** SET EXERCISE **
Write out every entry, unchanged. Skip any picture.

** DATA FOR THE TASK **
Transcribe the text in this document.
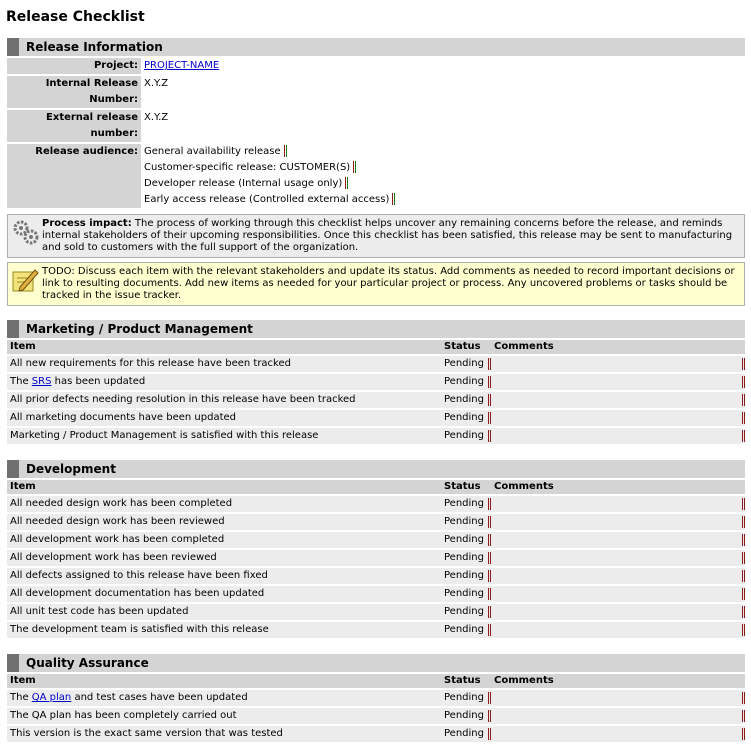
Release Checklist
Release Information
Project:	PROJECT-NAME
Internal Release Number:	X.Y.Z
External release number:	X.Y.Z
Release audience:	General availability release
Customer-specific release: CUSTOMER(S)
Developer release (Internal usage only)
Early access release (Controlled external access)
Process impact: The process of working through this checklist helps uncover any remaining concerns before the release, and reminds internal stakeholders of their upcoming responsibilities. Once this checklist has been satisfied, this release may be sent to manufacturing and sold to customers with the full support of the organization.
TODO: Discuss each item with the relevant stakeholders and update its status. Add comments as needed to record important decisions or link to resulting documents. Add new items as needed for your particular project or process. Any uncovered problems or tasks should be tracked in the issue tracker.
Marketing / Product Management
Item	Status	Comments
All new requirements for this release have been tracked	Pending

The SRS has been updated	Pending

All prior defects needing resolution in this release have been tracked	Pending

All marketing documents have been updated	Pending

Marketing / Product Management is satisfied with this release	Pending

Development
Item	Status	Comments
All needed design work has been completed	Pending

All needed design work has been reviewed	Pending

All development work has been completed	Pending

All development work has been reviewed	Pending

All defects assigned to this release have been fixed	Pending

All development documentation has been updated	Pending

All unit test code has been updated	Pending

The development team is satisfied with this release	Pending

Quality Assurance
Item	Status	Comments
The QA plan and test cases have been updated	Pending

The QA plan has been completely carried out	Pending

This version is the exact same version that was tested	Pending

** COMPLETED EXERCISE **
Transcribe the text in this document.
Release Checklist
Release Information
Project:	PROJECT-NAME
Internal Release Number:	X.Y.Z
External release number:	X.Y.Z
Release audience:	General availability release
Customer-specific release: CUSTOMER(S)
Developer release (Internal usage only)
Early access release (Controlled external access)
Process impact: The process of working through this checklist helps uncover any remaining concerns before the release, and reminds internal stakeholders of their upcoming responsibilities. Once this checklist has been satisfied, this release may be sent to manufacturing and sold to customers with the full support of the organization.
TODO: Discuss each item with the relevant stakeholders and update its status. Add comments as needed to record important decisions or link to resulting documents. Add new items as needed for your particular project or process. Any uncovered problems or tasks should be tracked in the issue tracker.
Marketing / Product Management
Item	Status	Comments
All new requirements for this release have been tracked	Pending

The SRS has been updated	Pending

All prior defects needing resolution in this release have been tracked	Pending

All marketing documents have been updated	Pending

Marketing / Product Management is satisfied with this release	Pending

Development
Item	Status	Comments
All needed design work has been completed	Pending

All needed design work has been reviewed	Pending

All development work has been completed	Pending

All development work has been reviewed	Pending

All defects assigned to this release have been fixed	Pending

All development documentation has been updated	Pending

All unit test code has been updated	Pending

The development team is satisfied with this release	Pending

Quality Assurance
Item	Status	Comments
The QA plan and test cases have been updated	Pending

The QA plan has been completely carried out	Pending

This version is the exact same version that was tested	Pending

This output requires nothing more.